- Exercise directions
Collect every line in the entries below that contains the word "more". Letter case matters.

[Listings of elements and boxes]
▼
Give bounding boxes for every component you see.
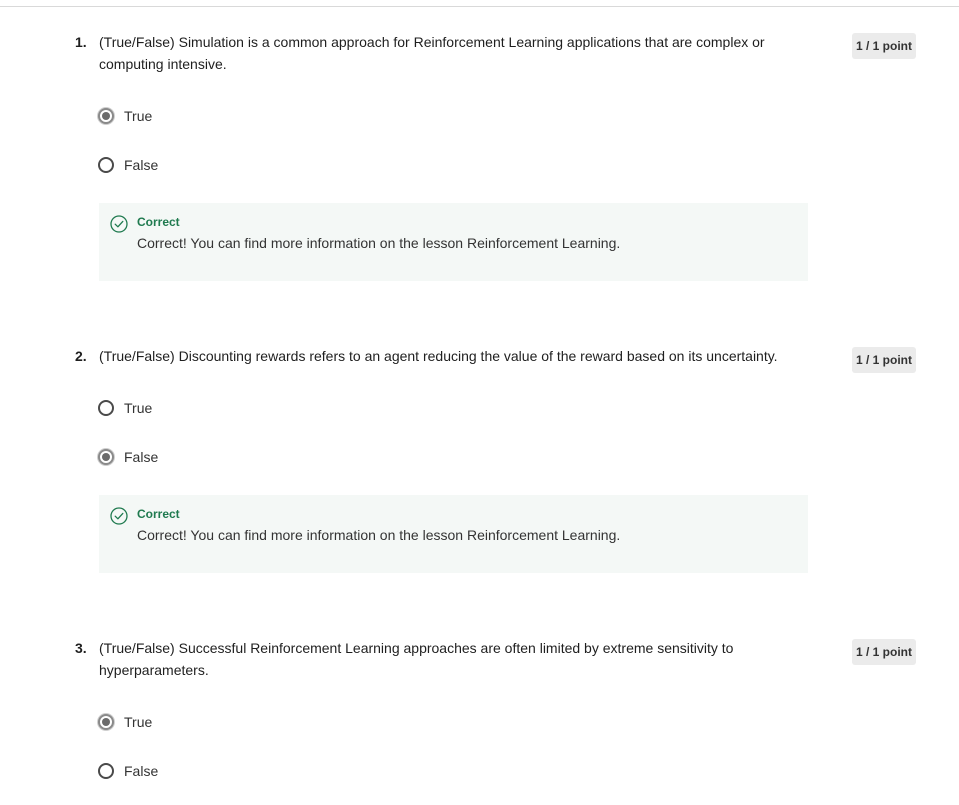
option-false[interactable]: False [98, 447, 158, 467]
option-false[interactable]: False [98, 155, 158, 175]
question-number: 2. [75, 348, 87, 364]
check-circle-icon [110, 215, 128, 233]
question-text: (True/False) Simulation is a common appr… [99, 34, 765, 72]
radio-button[interactable] [98, 449, 114, 465]
question-number: 3. [75, 640, 87, 656]
points-badge: 1 / 1 point [852, 639, 917, 665]
radio-button[interactable] [98, 714, 114, 730]
option-label: True [124, 400, 153, 416]
option-true[interactable]: True [98, 712, 152, 732]
radio-button[interactable] [98, 157, 114, 173]
option-true[interactable]: True [98, 398, 152, 418]
feedback-text: Correct! You can find more information o… [137, 527, 621, 543]
option-true[interactable]: True [98, 106, 152, 126]
radio-button[interactable] [98, 763, 114, 779]
check-circle-icon [110, 507, 128, 525]
feedback-title: Correct [137, 507, 180, 521]
feedback-box: Correct Correct! You can find more infor… [99, 203, 808, 281]
question-number: 1. [75, 34, 87, 50]
points-badge: 1 / 1 point [852, 347, 917, 373]
radio-button[interactable] [98, 400, 114, 416]
option-label: False [124, 763, 159, 779]
option-label: True [124, 714, 153, 730]
feedback-title: Correct [137, 215, 180, 229]
points-badge: 1 / 1 point [852, 33, 917, 59]
question-text: (True/False) Successful Reinforcement Le… [99, 640, 734, 678]
option-label: False [124, 449, 159, 465]
top-divider [0, 0, 959, 7]
feedback-text: Correct! You can find more information o… [137, 235, 621, 251]
option-label: True [124, 108, 153, 124]
option-label: False [124, 157, 159, 173]
question-text: (True/False) Discounting rewards refers … [99, 348, 778, 364]
feedback-box: Correct Correct! You can find more infor… [99, 495, 808, 573]
option-false[interactable]: False [98, 761, 158, 781]
radio-button[interactable] [98, 108, 114, 124]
▲
- Answer below
feedback-text: Correct! You can find more information o… [137, 527, 621, 543]
feedback-box: Correct Correct! You can find more infor… [99, 203, 808, 281]
feedback-text: Correct! You can find more information o… [137, 235, 621, 251]
feedback-box: Correct Correct! You can find more infor… [99, 495, 808, 573]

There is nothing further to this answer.